**REQUIRED TASK**
Repeat the data word for word. Do not include the pictures.

[start DATA ROWS]

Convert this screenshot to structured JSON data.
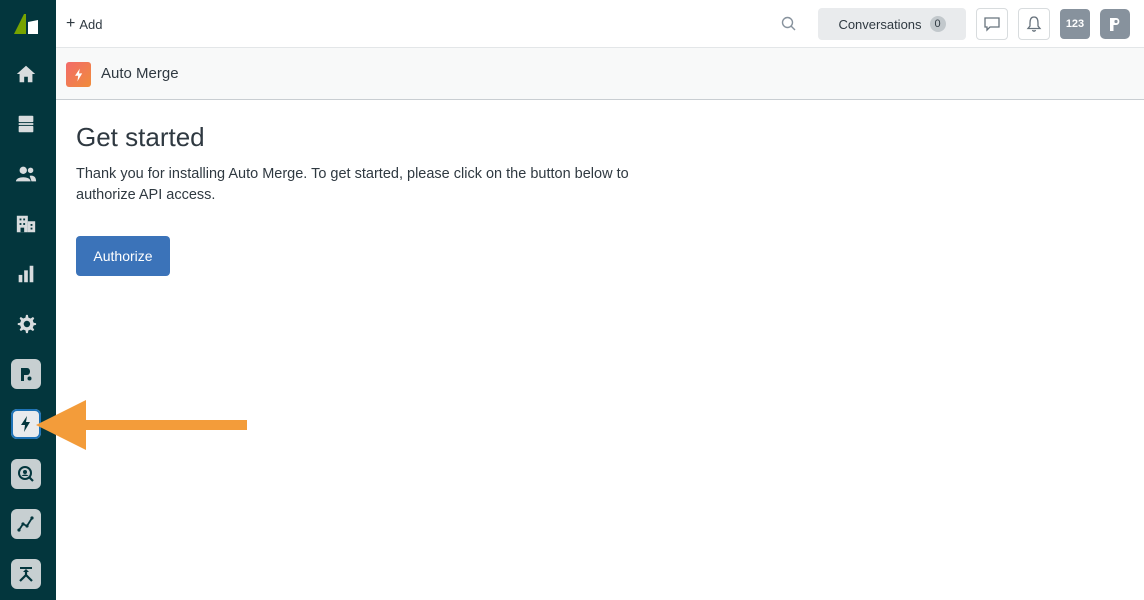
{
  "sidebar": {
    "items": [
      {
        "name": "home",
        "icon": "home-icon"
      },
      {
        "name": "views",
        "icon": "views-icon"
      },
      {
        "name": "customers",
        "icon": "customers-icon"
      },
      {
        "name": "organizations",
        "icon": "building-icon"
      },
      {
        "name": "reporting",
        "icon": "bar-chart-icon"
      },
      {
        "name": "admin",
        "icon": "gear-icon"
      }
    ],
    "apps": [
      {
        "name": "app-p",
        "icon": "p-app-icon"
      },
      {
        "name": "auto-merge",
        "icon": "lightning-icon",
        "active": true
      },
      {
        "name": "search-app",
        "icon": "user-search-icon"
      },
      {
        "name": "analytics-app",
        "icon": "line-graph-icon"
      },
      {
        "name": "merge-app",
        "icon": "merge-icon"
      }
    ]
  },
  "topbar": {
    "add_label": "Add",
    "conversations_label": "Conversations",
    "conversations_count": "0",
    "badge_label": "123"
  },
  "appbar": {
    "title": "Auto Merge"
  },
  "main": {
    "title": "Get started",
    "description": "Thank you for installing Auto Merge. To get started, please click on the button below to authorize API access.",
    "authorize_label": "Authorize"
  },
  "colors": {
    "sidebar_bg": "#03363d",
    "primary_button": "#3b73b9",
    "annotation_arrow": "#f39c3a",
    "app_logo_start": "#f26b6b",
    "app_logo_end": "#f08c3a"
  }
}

[end DATA ROWS]

**THE COMPLETED TASK**
Convert this screenshot to structured JSON data.
{
  "sidebar": {
    "items": [
      {
        "name": "home",
        "icon": "home-icon"
      },
      {
        "name": "views",
        "icon": "views-icon"
      },
      {
        "name": "customers",
        "icon": "customers-icon"
      },
      {
        "name": "organizations",
        "icon": "building-icon"
      },
      {
        "name": "reporting",
        "icon": "bar-chart-icon"
      },
      {
        "name": "admin",
        "icon": "gear-icon"
      }
    ],
    "apps": [
      {
        "name": "app-p",
        "icon": "p-app-icon"
      },
      {
        "name": "auto-merge",
        "icon": "lightning-icon",
        "active": true
      },
      {
        "name": "search-app",
        "icon": "user-search-icon"
      },
      {
        "name": "analytics-app",
        "icon": "line-graph-icon"
      },
      {
        "name": "merge-app",
        "icon": "merge-icon"
      }
    ]
  },
  "topbar": {
    "add_label": "Add",
    "conversations_label": "Conversations",
    "conversations_count": "0",
    "badge_label": "123"
  },
  "appbar": {
    "title": "Auto Merge"
  },
  "main": {
    "title": "Get started",
    "description": "Thank you for installing Auto Merge. To get started, please click on the button below to authorize API access.",
    "authorize_label": "Authorize"
  },
  "colors": {
    "sidebar_bg": "#03363d",
    "primary_button": "#3b73b9",
    "annotation_arrow": "#f39c3a",
    "app_logo_start": "#f26b6b",
    "app_logo_end": "#f08c3a"
  }
}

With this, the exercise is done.